(Records)
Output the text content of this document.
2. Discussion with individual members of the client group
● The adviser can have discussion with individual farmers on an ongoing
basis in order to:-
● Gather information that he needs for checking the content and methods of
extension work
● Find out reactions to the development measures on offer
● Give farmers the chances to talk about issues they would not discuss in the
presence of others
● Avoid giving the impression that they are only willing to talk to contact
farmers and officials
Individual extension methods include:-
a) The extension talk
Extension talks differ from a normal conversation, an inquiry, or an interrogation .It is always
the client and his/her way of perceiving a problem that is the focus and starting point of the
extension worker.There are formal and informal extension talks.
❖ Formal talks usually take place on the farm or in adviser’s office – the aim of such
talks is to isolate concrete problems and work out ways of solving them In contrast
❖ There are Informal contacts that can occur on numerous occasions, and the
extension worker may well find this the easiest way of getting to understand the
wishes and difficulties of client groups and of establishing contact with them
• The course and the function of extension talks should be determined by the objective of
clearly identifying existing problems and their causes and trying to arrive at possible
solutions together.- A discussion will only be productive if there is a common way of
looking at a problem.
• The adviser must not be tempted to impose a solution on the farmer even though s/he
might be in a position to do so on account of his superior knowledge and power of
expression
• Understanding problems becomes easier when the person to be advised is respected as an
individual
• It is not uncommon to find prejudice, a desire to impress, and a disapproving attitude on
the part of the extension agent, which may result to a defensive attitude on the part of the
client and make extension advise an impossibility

> Exercise objective
Using the listing above, pull out all lines that hold the word "they".

> Written solution
● Give farmers the chances to talk about issues they would not discuss in the
● Avoid giving the impression that they are only willing to talk to contact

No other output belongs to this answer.